---------- Source text

Gay Times March 10 - Issue 378
Jamie Tabberer settles down for a chat with American Idol’s Adam Lambert. They were both in their PJ’s, dontcha know.
When nattering with a bona fide American idol like Adam Lambert, a West Country twang like mine can be problematic. “How is my British accent working out for you Adam?” I ask the 27-year-old pop star, in my best attempt at Queen’s English. “Does it remind you of Simon Cowell’s at all?”
More from Gay Times March 10 - Issue 378
“No,” he replies nonchalantly. “Yours is MUCH cuter than Simon’s…”
I laugh, stutter an indecipherable response and then cough. Not sexy. We’re 30 seconds into our interview, and I’ve already been rendered speechless.
But if his reputation is to be believed, Adam’s ability to shock doesn’t come as a surprise. The handsome singer – who finished second in last year’s season of American Idol, far and away the most watched show on American TV – has always known how to provoke a reaction in people, most notably with his powerhouse voice.
Regrettably, though, it’s the negative reactions he sparks inadvertently that generate the most headlines. From his forgivable penchant for guyliner (don’t pretend you haven’t been there), to his opinion-polarising album cover, to his controversial performance at last year’s American Music Awards (in which he kissed and groped a male member of his band, inducing thousands of complaints to TV network ABC) it seems Adam can’t bat a mascara-clad eyelash without offending somebody. The irony being, of course, that Adam’s really not shocking underneath it all. In fact, he’s a just a normal guy who –shock, horror! – is actually WILLING to talk about his sexuality. Adam Lambert: we applaud you.
“It catches me off guard,” he admits, recalling the AMA nightmare. “In my circle, and in a lot of the underground clubs and performance spaces in Los Angeles nobody thinks twice about it, they love it. Then I gave what I thought was a harmless performance and everybody jumps down my throat about it. And I’m like ‘Sorry, I didn’t realise it was going to be that big a deal.’”
Hostility escalated when the (actually ace) cover of Adam’s space-themed debut album leaked days later. On it, Adam’s brave sense of style is epitomized – he appears in full make up, with electric blue hair and a pout to rival Victoria Beckham’s, looking like a character from the 80s movie Tron. And if a female artist had pulled the exact same pose…
“…With the soft focus, and the retouching,” he agrees, “nobody would have said a word. I’m glad you like it, but you’re the minority. Here in the States a lot of people are really uncomfortable with it, which is hilarious. But Tron is a great movie!
“I just think you guys in the UK are way further ahead in terms of tolerance,” he adds. “It’s really interesting. In the UK and in Europe proper, it’s less of an issue because people are more comfortable with their sexualities And not just the gay thing, but even playful things, like the concept of androgyny. That is something that generally many Americans are uncomfortable with. Mixing masculine and feminine stereotypes together and playing with it, people get suspicious about it.”

--------------------

Tasks to complete —
• 1. Reproduce the part of the Adam Lambert interview that runs from "Regrettably, though, it’s" to "we applaud you.".
• 2. For each statement below, indicate whether it agrees with the Adam Lambert interview, answering yes or no and quoting the words that decide it. (a) Adam Lambert finished second in last year's season of American Idol. (b) The album cover leaked before the American Music Awards performance. (c) Adam Lambert says that many Americans are comfortable with the concept of androgyny.

---------- Collected material

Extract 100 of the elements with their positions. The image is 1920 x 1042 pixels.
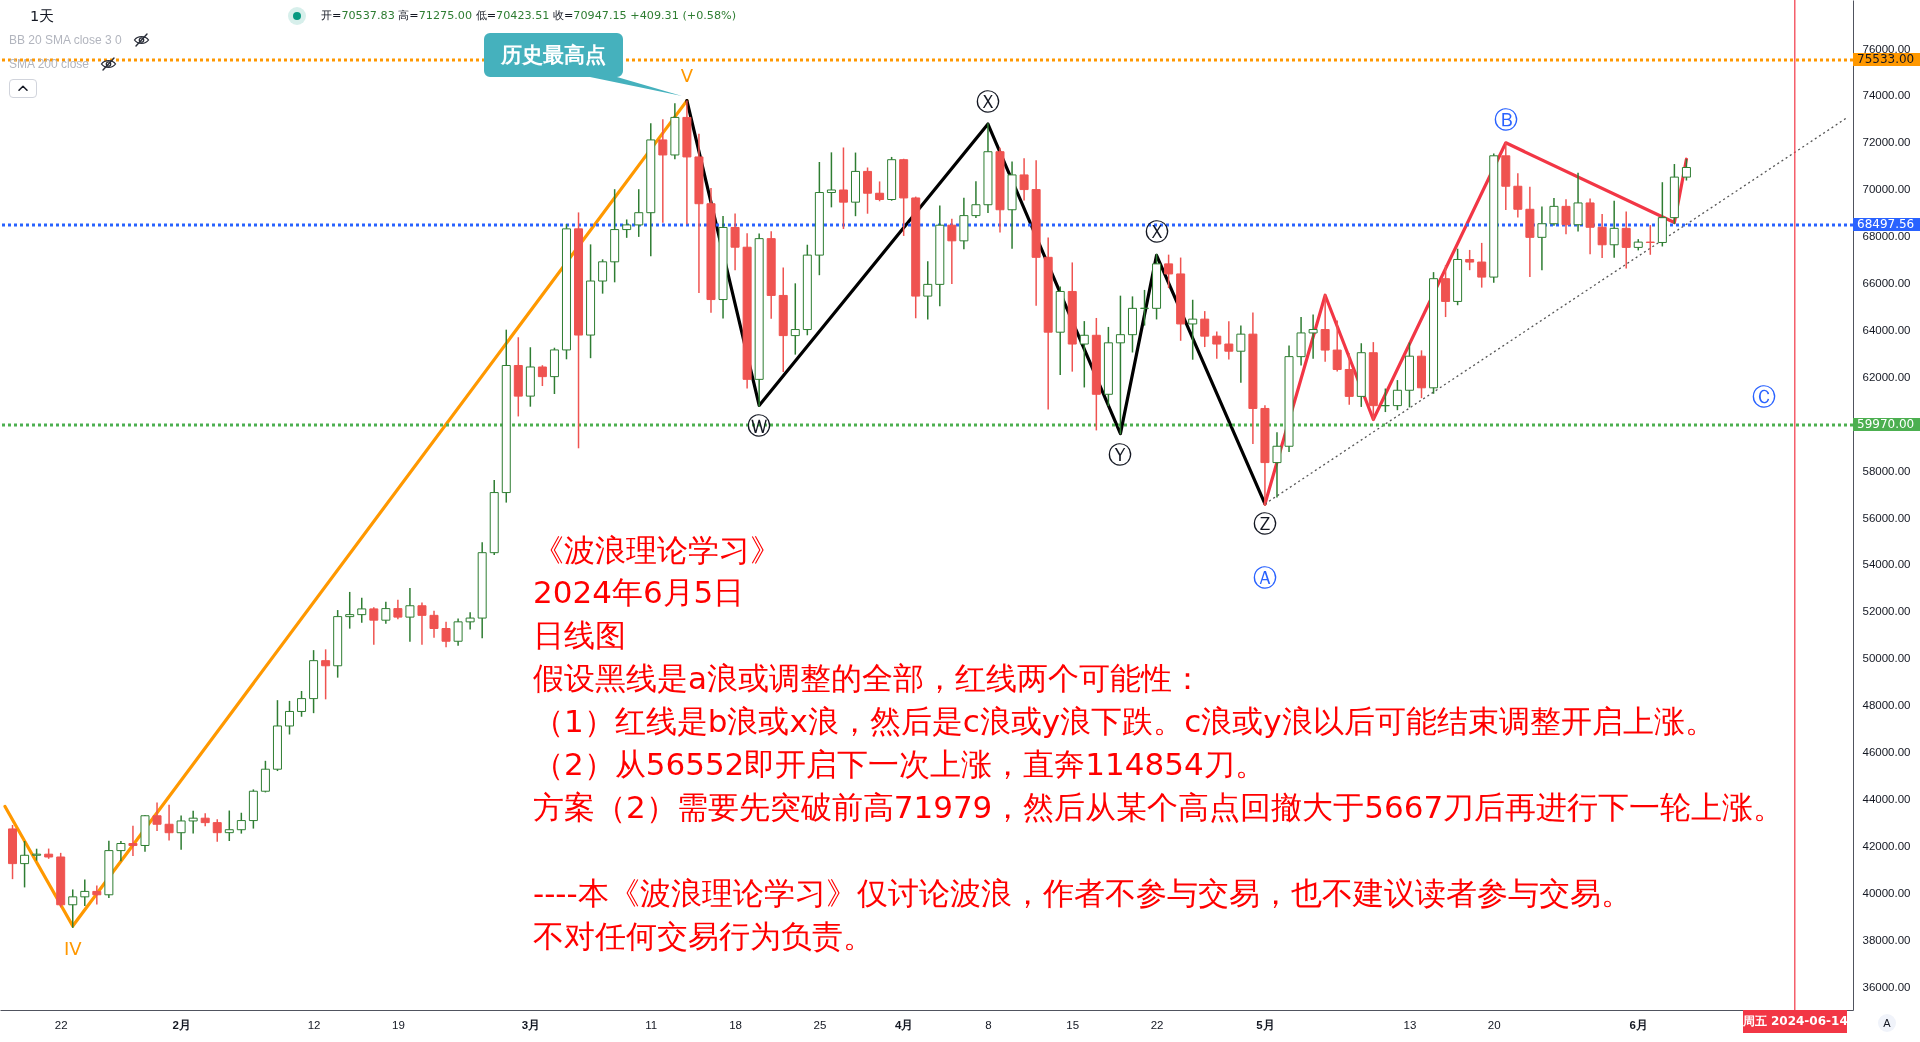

--------------------

Complete answers —
• 1.
Regrettably, though, it’s the negative reactions he sparks inadvertently that generate the most headlines. From his forgivable penchant for guyliner (don’t pretend you haven’t been there), to his opinion-polarising album cover, to his controversial performance at last year’s American Music Awards (in which he kissed and groped a male member of his band, inducing thousands of complaints to TV network ABC) it seems Adam can’t bat a mascara-clad eyelash without offending somebody. The irony being, of course, that Adam’s really not shocking underneath it all. In fact, he’s a just a normal guy who –shock, horror! – is actually WILLING to talk about his sexuality. Adam Lambert: we applaud you.

• 2.
(a) Yes: "who finished second in last year’s season of American Idol"
(b) No: "Hostility escalated when the (actually ace) cover of Adam’s space-themed debut album leaked days later."
(c) No: "That is something that generally many Americans are uncomfortable with."